**Excerpt provided**
● ● ● ● ●
Why Minucius Felix is later than Tertullian

The “Octavius” of Minucius Felix is one of the most attractive works of early Latin Christianity.  It features three friends going to the baths at Ostia, when one of them kisses his hand to a statue of Serapis.  Reproved by the other, the three settle down to debate the merits of paganism and Christianity.  There is a lovely translation included in the Loeb Tertullian volume.

The “Octavius” is preserved in a 9th century manuscript of the work of Arnobius the Elder against the pagans.  This manuscript is now in Paris, where it is BNF lat. 1661, and online.  In this manuscript, Minucius Felix appears without identification as “book 8”.  It would appear that, when Arnobius was copied from a collection of scrolls into a parchment codex, the modern book form, the scribe found an extra roll in the box.  Presuming that it belonged with the rest, he copied it too.

Here’s the beginning of the work, on f.162r:

BNF lat. 1611, f.162r (excerpt): the beginning of Minucius Felix “Octavius”, under the title of book 8 of Arnobius.

and here’s the end on folio 190r.

There is no external evidence as to when Minucius Felix wrote.  The Quod idola dii non sint attributed to Cyprian makes extensive use of it, or so I understand; but this work itself may not be authentic.  If it is, it perhaps dates to 248-9, after Cyprian’s conversion and before his ordination.[1].

But the really thorny question is whether the work is considerably earlier.  Is it, in fact, second century, dating to 150 AD or later?  Or is it later than Tertullian, whose Apologeticum is securely dated to 197 AD?  For quite a large chunk of material that appears in Tertullian’s Apologeticum also appears in Minucius Felix.

As long ago as 2001, I wrote a page online with whatever quotes on the date of the work I could find.  It is still here.  The tendency was to place Minucius Felix later.  Tertullian makes the same arguments in his earlier Ad Nationes, but extends them in the Apologeticum.  It is hard to think that Tertullian borrowed some of Minucius Felix in his first work; and then went back and borrowed some more in the second!

But the classic discussion is in C. Becker, Der “Octavius” des Minucius Felix, (1967), p.74–97.  I have a feeling that many anglophone scholars have rather shied away from a volume of German.  Indeed I have myself not felt any urge this evening to go through 25 pages of German.
● ● ● ● ●
**Dataset extract**
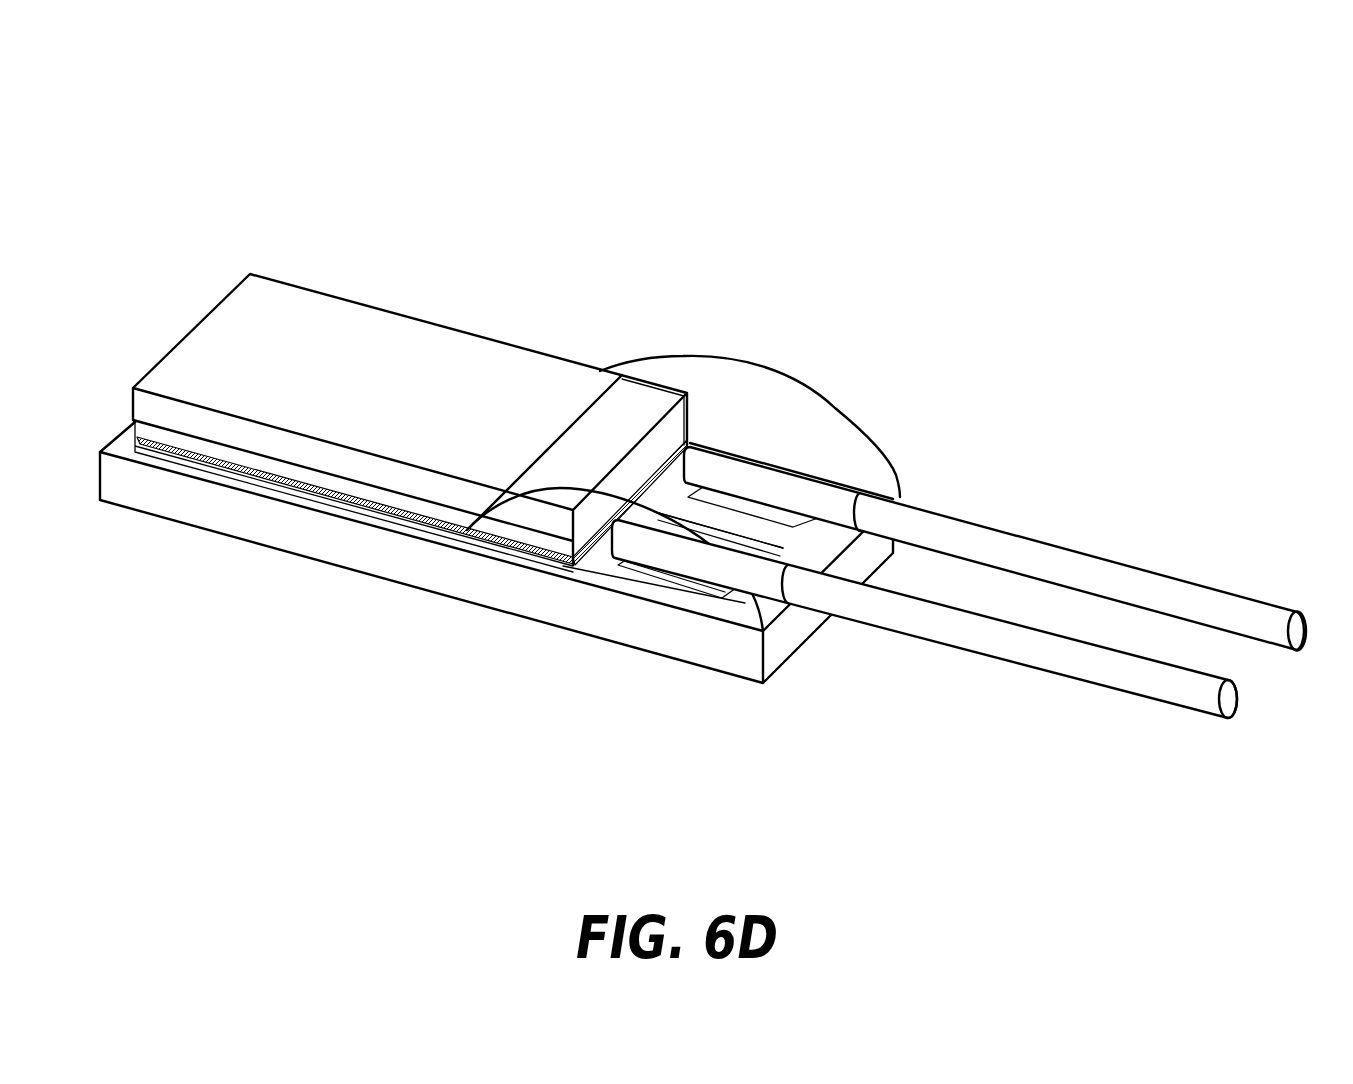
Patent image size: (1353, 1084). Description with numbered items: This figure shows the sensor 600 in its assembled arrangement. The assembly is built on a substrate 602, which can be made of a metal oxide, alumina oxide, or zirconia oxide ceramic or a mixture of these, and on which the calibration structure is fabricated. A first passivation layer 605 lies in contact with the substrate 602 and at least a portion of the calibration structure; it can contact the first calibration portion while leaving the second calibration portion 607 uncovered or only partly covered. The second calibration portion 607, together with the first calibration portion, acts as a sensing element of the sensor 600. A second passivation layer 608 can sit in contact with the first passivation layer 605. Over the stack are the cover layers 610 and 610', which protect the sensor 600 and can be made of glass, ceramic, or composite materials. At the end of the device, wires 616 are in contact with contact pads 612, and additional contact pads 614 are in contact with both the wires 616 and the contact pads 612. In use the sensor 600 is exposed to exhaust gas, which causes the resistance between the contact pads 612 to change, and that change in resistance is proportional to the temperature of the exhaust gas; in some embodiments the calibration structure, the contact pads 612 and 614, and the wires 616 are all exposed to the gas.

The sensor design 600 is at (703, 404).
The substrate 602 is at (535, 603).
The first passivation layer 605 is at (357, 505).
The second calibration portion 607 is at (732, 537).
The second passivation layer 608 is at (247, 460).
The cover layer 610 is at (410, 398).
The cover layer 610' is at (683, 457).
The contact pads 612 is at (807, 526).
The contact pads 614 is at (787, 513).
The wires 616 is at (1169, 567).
● ● ● ● ●
**Stated problem 1**
In the post on Minucius Felix, what reasoning supports placing the "Octavius" after Tertullian? Answer in one to three sentences.
**Stated problem 2**
Summarize the post on Minucius Felix in three sentences.
**Stated problem 3**
Resume the post on Minucius Felix from its final sentence.

**Task output 1**
Tertullian makes the same arguments in his earlier Ad Nationes and then extends them in the Apologeticum. It is hard to believe that he borrowed some material from Minucius Felix for his first work and then went back to borrow more for the second.

**Task output 2**
The "Octavius" of Minucius Felix, in which three friends debate paganism and Christianity, is preserved in a 9th-century Paris manuscript of Arnobius, where a scribe apparently copied it as "book 8" because he presumed it belonged with the rest. No external evidence fixes its date, and the main question is whether it precedes or follows Tertullian's Apologeticum of 197 AD, with which it shares a large amount of material. The tendency has been to place it later, because Tertullian develops the same arguments across two works, while the classic discussion remains C. Becker's 1967 study in German.

**Task output 3**
Fortunately T. D. Barnes summarises the key points for us, in a review of M. Edwards, M. Goodman, S. Price and C. Rowland, “Pagan Monotheism in Late Antiquity” in Phoenix 55 (2001), pp.142-162 (JSTOR).  On p.150-1 we read (paragraphing mine):

Price reverts to the untenable view that Minucius Felix wrote his Octavius in the late second century before Tertullian (p.111-112). He makes it transparently clear that he has either not read Carl Becker’s proof that Minucius Felix copies Tertullian or not understood the force of Becker’s arguments when he asserts  “‘parallels’ cannot establish the priority of either author” (112).

That observation applies only to cases where priority is inferred from a comparison of two texts or authors without any external control.

But Becker did not merely compare the two Christian writers with each other. He first analysed how Minucius Felix adapts Plato, Cicero’s De natura deorum and Seneca (1967: 10-74); only then did he turn to the relationship between Minucius Felix and Tertullian in order to show that the former adapts the latter in exactly the same way as he adapts Plato, Cicero, and Seneca and, furthermore, that in some passages he has combined his Christian model with his pagan sources (1967: 74-97).

It was the introduction of Plato, Cicero, and Seneca into the argument that provided undeniable proof of the priority of Tertullian – as Becker himself explicitly observed (1967: 79-80, 90, 94).

To paraphrase, Minucius is adapting material from Plato, Cicero, and Seneca in a very particular way.  The “parallel” material, taken from Tertullian, relates to the text of Tertullian in the same manner as his excerpts from Plato / Cicero / Seneca relate to the original text of Plato / Cicero / Seneca .  Indeed he is combining Tertullian with these pagan writers.  Tertullian on the other hand is simply writing what he wants to say, and is adapting nobody.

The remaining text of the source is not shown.